— WRITTEN REQUEST —
Out of the lines below, please list those that hold the string "がんにかかるリスク".

========================================================================

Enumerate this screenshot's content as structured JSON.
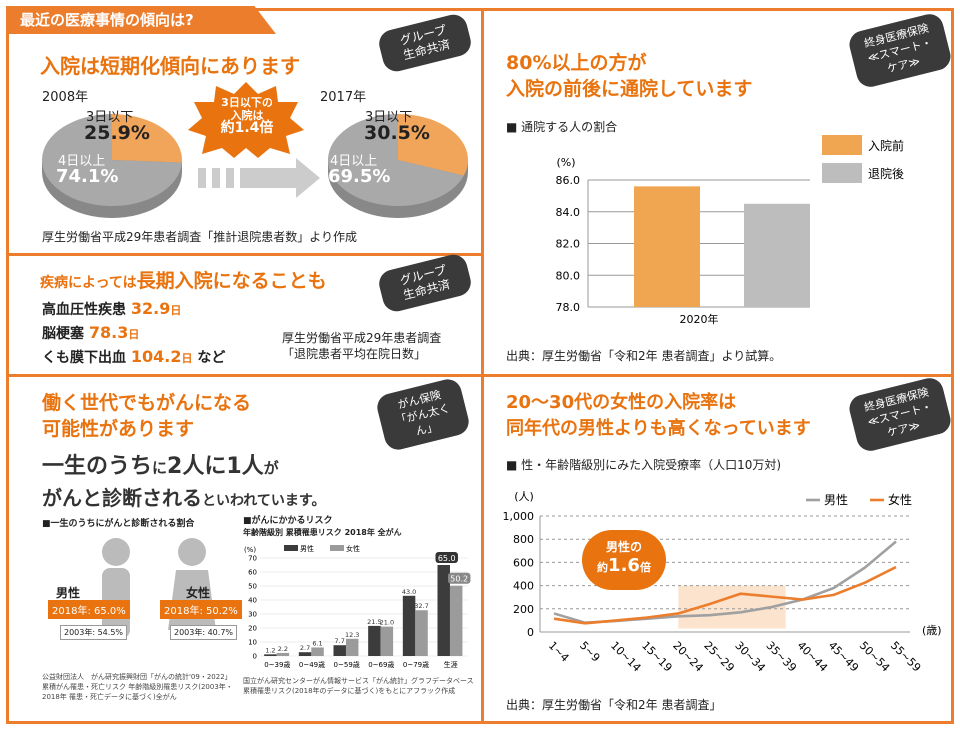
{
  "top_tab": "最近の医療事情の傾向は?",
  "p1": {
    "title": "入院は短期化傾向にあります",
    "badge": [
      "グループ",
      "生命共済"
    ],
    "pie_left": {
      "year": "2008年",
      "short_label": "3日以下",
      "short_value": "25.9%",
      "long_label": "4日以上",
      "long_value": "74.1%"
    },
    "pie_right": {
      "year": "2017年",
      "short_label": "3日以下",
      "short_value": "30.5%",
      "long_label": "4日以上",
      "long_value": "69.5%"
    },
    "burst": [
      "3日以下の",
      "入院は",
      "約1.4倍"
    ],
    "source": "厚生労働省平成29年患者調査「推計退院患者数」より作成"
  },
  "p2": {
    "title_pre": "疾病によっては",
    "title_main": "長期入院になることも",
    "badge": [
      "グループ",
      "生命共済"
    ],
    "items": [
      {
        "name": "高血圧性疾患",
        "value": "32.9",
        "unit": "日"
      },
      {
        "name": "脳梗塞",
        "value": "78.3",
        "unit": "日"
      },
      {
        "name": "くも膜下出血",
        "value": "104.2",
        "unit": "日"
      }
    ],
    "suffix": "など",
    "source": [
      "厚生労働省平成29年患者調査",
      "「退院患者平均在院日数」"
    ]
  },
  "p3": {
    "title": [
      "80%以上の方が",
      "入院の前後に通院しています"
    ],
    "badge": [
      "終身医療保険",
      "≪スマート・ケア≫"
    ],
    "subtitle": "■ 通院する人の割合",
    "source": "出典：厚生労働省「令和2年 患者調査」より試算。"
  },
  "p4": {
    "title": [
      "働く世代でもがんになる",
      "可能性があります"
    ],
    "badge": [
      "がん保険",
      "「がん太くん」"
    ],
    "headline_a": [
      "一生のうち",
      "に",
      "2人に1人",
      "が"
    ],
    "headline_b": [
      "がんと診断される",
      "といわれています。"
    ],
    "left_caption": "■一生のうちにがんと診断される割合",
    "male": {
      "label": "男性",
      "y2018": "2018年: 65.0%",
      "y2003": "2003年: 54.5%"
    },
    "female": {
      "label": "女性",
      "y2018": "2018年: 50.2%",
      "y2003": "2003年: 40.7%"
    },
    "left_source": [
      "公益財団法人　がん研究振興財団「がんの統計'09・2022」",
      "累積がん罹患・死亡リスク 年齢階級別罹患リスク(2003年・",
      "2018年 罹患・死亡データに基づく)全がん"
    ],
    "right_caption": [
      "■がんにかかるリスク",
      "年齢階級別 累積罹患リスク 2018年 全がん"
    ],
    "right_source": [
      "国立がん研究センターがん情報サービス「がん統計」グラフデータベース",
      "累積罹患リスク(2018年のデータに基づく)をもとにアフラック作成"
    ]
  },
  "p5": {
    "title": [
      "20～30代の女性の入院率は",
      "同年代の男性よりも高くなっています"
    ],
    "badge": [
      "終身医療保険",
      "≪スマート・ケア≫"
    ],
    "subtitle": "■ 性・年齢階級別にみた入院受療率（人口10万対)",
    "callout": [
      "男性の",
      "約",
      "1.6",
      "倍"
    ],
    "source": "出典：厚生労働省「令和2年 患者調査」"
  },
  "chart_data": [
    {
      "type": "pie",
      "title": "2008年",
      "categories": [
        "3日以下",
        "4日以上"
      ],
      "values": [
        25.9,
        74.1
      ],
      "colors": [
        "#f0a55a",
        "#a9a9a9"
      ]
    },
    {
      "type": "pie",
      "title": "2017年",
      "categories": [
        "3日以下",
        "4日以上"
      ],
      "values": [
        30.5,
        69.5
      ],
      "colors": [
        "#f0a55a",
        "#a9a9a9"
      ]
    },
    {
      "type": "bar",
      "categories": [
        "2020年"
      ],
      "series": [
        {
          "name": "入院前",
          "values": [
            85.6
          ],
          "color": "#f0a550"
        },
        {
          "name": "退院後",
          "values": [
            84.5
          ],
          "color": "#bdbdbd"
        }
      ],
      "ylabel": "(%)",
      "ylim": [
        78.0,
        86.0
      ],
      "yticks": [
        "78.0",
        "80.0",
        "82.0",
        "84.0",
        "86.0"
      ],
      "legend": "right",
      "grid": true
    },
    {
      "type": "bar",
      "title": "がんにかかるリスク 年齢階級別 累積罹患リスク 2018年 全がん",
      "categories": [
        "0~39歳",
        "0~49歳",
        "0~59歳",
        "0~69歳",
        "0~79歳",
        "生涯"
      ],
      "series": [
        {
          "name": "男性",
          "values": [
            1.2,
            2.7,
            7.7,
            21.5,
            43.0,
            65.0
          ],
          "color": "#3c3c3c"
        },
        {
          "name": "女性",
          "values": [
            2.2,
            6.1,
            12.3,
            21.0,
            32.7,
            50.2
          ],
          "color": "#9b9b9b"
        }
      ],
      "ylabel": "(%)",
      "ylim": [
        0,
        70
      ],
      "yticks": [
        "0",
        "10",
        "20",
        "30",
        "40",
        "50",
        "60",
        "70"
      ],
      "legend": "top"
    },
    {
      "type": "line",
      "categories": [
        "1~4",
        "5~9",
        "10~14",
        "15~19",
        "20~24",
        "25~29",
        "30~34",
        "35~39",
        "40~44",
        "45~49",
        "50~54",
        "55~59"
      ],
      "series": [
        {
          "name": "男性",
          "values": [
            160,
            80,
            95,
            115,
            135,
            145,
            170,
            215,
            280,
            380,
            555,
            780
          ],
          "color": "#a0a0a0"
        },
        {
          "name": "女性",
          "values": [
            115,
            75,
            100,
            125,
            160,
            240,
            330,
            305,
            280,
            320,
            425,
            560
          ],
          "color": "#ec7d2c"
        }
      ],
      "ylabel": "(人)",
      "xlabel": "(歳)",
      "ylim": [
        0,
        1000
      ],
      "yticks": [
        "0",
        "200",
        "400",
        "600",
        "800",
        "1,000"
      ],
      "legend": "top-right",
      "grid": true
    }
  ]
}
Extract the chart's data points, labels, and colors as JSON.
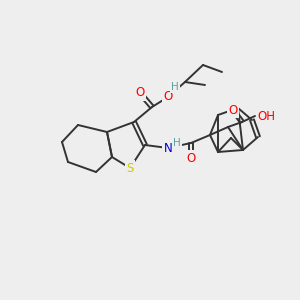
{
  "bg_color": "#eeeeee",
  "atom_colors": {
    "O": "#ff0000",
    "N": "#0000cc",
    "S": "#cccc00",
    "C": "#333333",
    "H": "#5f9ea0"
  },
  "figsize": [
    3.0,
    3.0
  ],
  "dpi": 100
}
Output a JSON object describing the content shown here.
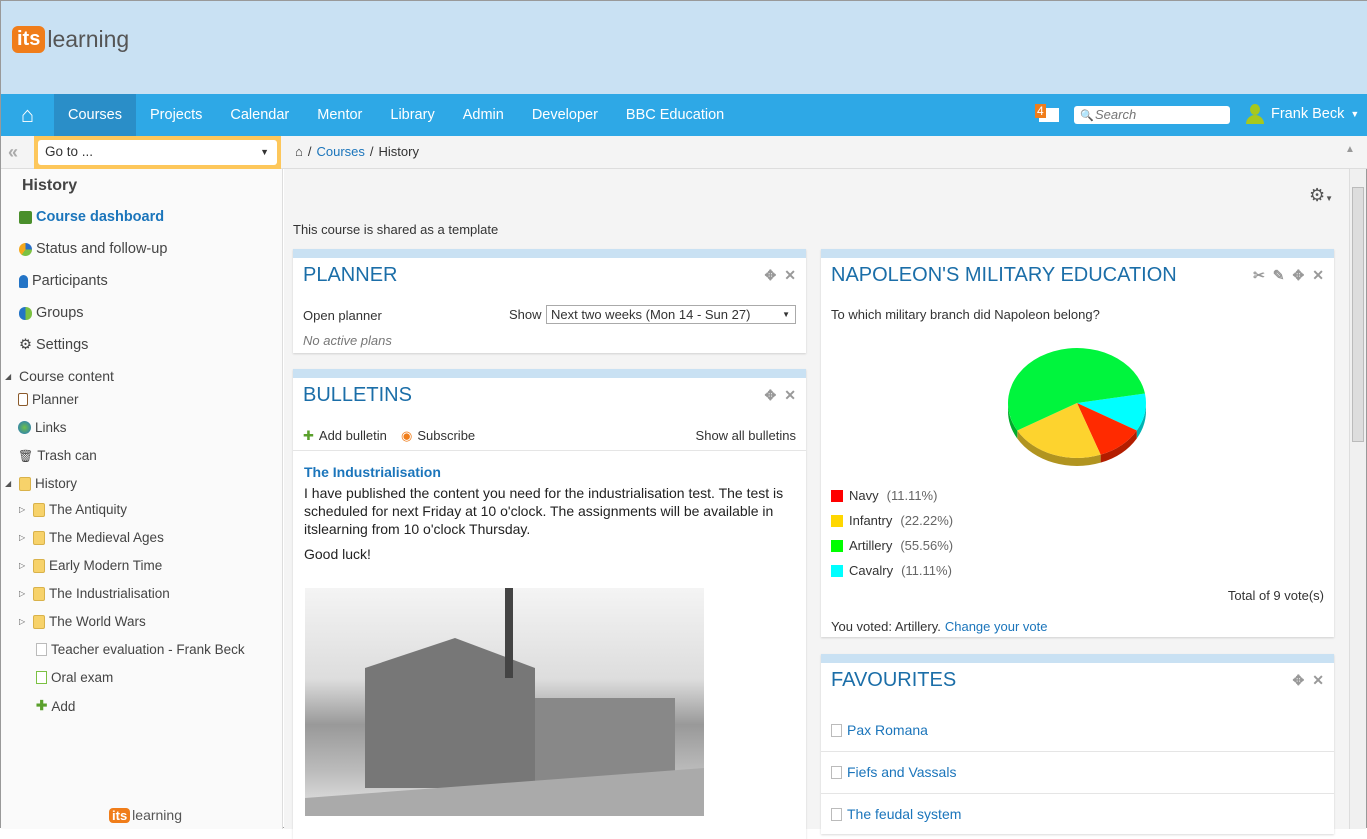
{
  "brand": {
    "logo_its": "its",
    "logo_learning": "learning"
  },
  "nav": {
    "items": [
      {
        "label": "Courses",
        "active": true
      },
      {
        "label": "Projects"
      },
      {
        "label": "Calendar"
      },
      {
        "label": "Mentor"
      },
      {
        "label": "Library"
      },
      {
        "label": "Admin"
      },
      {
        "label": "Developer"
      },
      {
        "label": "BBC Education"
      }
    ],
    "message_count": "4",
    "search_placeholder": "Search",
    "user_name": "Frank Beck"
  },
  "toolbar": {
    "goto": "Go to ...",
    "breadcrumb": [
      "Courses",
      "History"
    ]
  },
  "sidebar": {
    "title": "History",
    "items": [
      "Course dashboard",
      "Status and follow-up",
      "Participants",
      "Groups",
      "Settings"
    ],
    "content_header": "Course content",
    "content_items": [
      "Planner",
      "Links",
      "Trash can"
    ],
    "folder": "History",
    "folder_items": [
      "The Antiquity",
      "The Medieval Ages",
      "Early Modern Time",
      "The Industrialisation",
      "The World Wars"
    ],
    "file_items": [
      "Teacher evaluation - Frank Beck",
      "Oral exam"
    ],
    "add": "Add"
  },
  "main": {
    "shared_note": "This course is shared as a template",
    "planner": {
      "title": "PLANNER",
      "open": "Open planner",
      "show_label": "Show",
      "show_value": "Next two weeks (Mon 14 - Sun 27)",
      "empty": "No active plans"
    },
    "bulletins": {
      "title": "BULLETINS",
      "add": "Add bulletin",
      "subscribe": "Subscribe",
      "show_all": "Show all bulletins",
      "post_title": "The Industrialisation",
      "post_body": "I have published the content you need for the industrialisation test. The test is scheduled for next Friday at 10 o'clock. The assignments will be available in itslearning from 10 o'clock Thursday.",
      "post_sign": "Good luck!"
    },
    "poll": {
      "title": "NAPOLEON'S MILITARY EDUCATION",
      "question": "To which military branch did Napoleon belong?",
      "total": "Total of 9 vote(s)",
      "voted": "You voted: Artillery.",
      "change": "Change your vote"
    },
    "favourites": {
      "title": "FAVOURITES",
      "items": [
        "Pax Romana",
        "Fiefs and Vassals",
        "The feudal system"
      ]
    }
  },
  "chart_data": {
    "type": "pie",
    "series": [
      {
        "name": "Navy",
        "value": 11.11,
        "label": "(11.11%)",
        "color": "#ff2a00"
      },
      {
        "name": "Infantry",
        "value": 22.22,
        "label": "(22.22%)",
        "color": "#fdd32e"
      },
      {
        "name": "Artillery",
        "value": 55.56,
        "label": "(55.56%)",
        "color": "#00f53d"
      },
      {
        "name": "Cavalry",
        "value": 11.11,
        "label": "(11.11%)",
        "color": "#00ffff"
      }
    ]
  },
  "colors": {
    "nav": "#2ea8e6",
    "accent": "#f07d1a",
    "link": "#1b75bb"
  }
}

========================================================================

— SOLUTION FOR THIS TASK —
      "■がんにかかるリスク",
      "title": "がんにかかるリスク 年齢階級別 累積罹患リスク 2018年 全がん",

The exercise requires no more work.